- _Goal of the exercise_: The records that follow must be repeated verbatim, every one of them.

Chart and figure data
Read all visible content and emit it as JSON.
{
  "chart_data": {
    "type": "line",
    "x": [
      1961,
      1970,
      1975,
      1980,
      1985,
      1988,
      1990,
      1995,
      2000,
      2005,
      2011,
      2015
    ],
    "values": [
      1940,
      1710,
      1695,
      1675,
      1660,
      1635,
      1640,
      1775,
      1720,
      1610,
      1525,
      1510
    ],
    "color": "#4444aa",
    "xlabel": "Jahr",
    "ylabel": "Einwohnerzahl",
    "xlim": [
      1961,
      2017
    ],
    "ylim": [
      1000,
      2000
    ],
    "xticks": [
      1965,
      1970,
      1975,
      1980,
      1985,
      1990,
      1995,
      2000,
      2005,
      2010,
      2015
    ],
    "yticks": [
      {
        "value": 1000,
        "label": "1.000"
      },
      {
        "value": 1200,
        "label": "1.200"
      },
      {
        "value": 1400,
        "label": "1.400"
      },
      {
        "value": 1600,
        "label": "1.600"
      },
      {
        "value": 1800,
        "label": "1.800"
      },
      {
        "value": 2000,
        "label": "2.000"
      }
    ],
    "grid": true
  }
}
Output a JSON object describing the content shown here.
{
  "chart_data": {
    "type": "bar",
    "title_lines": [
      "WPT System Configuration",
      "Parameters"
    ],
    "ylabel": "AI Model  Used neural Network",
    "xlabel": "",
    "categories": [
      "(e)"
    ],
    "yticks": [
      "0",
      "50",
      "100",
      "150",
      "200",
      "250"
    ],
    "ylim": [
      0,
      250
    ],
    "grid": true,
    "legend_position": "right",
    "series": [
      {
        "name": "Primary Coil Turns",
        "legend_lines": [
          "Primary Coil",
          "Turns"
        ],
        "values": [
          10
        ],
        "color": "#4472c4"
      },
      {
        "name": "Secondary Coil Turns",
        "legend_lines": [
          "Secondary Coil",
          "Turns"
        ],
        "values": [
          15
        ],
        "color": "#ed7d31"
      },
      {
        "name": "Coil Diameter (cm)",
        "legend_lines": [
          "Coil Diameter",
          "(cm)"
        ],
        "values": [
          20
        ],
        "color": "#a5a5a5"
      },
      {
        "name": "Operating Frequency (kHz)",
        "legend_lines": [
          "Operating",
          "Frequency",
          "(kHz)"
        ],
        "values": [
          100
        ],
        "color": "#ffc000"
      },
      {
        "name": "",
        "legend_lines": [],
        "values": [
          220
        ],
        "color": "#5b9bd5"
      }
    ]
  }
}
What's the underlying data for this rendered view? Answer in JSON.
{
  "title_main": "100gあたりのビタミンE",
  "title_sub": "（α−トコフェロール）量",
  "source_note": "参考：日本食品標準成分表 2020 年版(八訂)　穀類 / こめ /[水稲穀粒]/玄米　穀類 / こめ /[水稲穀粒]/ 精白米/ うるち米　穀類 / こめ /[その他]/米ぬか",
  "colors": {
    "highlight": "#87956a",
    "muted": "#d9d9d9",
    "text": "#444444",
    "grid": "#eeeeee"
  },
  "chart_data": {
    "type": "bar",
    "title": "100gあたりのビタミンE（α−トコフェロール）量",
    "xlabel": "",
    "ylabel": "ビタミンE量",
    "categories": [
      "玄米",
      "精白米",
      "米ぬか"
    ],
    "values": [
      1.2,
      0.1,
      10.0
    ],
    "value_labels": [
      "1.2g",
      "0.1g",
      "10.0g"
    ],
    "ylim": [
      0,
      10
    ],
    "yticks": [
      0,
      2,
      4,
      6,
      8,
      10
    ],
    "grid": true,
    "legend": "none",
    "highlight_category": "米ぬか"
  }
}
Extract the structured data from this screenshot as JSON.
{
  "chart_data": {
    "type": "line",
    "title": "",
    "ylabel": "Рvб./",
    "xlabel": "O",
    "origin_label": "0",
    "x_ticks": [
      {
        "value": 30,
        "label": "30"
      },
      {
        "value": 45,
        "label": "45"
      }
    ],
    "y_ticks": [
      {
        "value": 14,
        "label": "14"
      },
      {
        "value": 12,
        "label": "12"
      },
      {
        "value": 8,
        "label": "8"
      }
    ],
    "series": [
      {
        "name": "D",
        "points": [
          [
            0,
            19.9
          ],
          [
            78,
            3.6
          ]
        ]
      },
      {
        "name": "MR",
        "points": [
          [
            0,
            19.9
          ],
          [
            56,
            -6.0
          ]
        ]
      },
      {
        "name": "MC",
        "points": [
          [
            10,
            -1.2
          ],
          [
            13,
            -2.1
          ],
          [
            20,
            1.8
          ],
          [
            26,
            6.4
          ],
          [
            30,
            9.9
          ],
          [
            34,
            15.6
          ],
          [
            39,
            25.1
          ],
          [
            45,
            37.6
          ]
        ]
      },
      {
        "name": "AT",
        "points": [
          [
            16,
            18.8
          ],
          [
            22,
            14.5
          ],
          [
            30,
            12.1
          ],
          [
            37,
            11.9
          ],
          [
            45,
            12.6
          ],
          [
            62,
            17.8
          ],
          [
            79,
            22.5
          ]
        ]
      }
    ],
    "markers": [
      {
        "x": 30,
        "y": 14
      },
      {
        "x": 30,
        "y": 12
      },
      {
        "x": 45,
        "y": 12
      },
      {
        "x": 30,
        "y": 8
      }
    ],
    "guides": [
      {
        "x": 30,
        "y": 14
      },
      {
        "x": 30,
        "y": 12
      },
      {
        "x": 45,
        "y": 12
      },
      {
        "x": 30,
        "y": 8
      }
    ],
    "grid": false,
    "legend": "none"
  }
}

- _Final result_:
Read all visible content and emit it as JSON.
{
  "chart_data": {
    "type": "line",
    "x": [
      1961,
      1970,
      1975,
      1980,
      1985,
      1988,
      1990,
      1995,
      2000,
      2005,
      2011,
      2015
    ],
    "values": [
      1940,
      1710,
      1695,
      1675,
      1660,
      1635,
      1640,
      1775,
      1720,
      1610,
      1525,
      1510
    ],
    "color": "#4444aa",
    "xlabel": "Jahr",
    "ylabel": "Einwohnerzahl",
    "xlim": [
      1961,
      2017
    ],
    "ylim": [
      1000,
      2000
    ],
    "xticks": [
      1965,
      1970,
      1975,
      1980,
      1985,
      1990,
      1995,
      2000,
      2005,
      2010,
      2015
    ],
    "yticks": [
      {
        "value": 1000,
        "label": "1.000"
      },
      {
        "value": 1200,
        "label": "1.200"
      },
      {
        "value": 1400,
        "label": "1.400"
      },
      {
        "value": 1600,
        "label": "1.600"
      },
      {
        "value": 1800,
        "label": "1.800"
      },
      {
        "value": 2000,
        "label": "2.000"
      }
    ],
    "grid": true
  }
}
Output a JSON object describing the content shown here.
{
  "chart_data": {
    "type": "bar",
    "title_lines": [
      "WPT System Configuration",
      "Parameters"
    ],
    "ylabel": "AI Model  Used neural Network",
    "xlabel": "",
    "categories": [
      "(e)"
    ],
    "yticks": [
      "0",
      "50",
      "100",
      "150",
      "200",
      "250"
    ],
    "ylim": [
      0,
      250
    ],
    "grid": true,
    "legend_position": "right",
    "series": [
      {
        "name": "Primary Coil Turns",
        "legend_lines": [
          "Primary Coil",
          "Turns"
        ],
        "values": [
          10
        ],
        "color": "#4472c4"
      },
      {
        "name": "Secondary Coil Turns",
        "legend_lines": [
          "Secondary Coil",
          "Turns"
        ],
        "values": [
          15
        ],
        "color": "#ed7d31"
      },
      {
        "name": "Coil Diameter (cm)",
        "legend_lines": [
          "Coil Diameter",
          "(cm)"
        ],
        "values": [
          20
        ],
        "color": "#a5a5a5"
      },
      {
        "name": "Operating Frequency (kHz)",
        "legend_lines": [
          "Operating",
          "Frequency",
          "(kHz)"
        ],
        "values": [
          100
        ],
        "color": "#ffc000"
      },
      {
        "name": "",
        "legend_lines": [],
        "values": [
          220
        ],
        "color": "#5b9bd5"
      }
    ]
  }
}
What's the underlying data for this rendered view? Answer in JSON.
{
  "title_main": "100gあたりのビタミンE",
  "title_sub": "（α−トコフェロール）量",
  "source_note": "参考：日本食品標準成分表 2020 年版(八訂)　穀類 / こめ /[水稲穀粒]/玄米　穀類 / こめ /[水稲穀粒]/ 精白米/ うるち米　穀類 / こめ /[その他]/米ぬか",
  "colors": {
    "highlight": "#87956a",
    "muted": "#d9d9d9",
    "text": "#444444",
    "grid": "#eeeeee"
  },
  "chart_data": {
    "type": "bar",
    "title": "100gあたりのビタミンE（α−トコフェロール）量",
    "xlabel": "",
    "ylabel": "ビタミンE量",
    "categories": [
      "玄米",
      "精白米",
      "米ぬか"
    ],
    "values": [
      1.2,
      0.1,
      10.0
    ],
    "value_labels": [
      "1.2g",
      "0.1g",
      "10.0g"
    ],
    "ylim": [
      0,
      10
    ],
    "yticks": [
      0,
      2,
      4,
      6,
      8,
      10
    ],
    "grid": true,
    "legend": "none",
    "highlight_category": "米ぬか"
  }
}
Extract the structured data from this screenshot as JSON.
{
  "chart_data": {
    "type": "line",
    "title": "",
    "ylabel": "Рvб./",
    "xlabel": "O",
    "origin_label": "0",
    "x_ticks": [
      {
        "value": 30,
        "label": "30"
      },
      {
        "value": 45,
        "label": "45"
      }
    ],
    "y_ticks": [
      {
        "value": 14,
        "label": "14"
      },
      {
        "value": 12,
        "label": "12"
      },
      {
        "value": 8,
        "label": "8"
      }
    ],
    "series": [
      {
        "name": "D",
        "points": [
          [
            0,
            19.9
          ],
          [
            78,
            3.6
          ]
        ]
      },
      {
        "name": "MR",
        "points": [
          [
            0,
            19.9
          ],
          [
            56,
            -6.0
          ]
        ]
      },
      {
        "name": "MC",
        "points": [
          [
            10,
            -1.2
          ],
          [
            13,
            -2.1
          ],
          [
            20,
            1.8
          ],
          [
            26,
            6.4
          ],
          [
            30,
            9.9
          ],
          [
            34,
            15.6
          ],
          [
            39,
            25.1
          ],
          [
            45,
            37.6
          ]
        ]
      },
      {
        "name": "AT",
        "points": [
          [
            16,
            18.8
          ],
          [
            22,
            14.5
          ],
          [
            30,
            12.1
          ],
          [
            37,
            11.9
          ],
          [
            45,
            12.6
          ],
          [
            62,
            17.8
          ],
          [
            79,
            22.5
          ]
        ]
      }
    ],
    "markers": [
      {
        "x": 30,
        "y": 14
      },
      {
        "x": 30,
        "y": 12
      },
      {
        "x": 45,
        "y": 12
      },
      {
        "x": 30,
        "y": 8
      }
    ],
    "guides": [
      {
        "x": 30,
        "y": 14
      },
      {
        "x": 30,
        "y": 12
      },
      {
        "x": 45,
        "y": 12
      },
      {
        "x": 30,
        "y": 8
      }
    ],
    "grid": false,
    "legend": "none"
  }
}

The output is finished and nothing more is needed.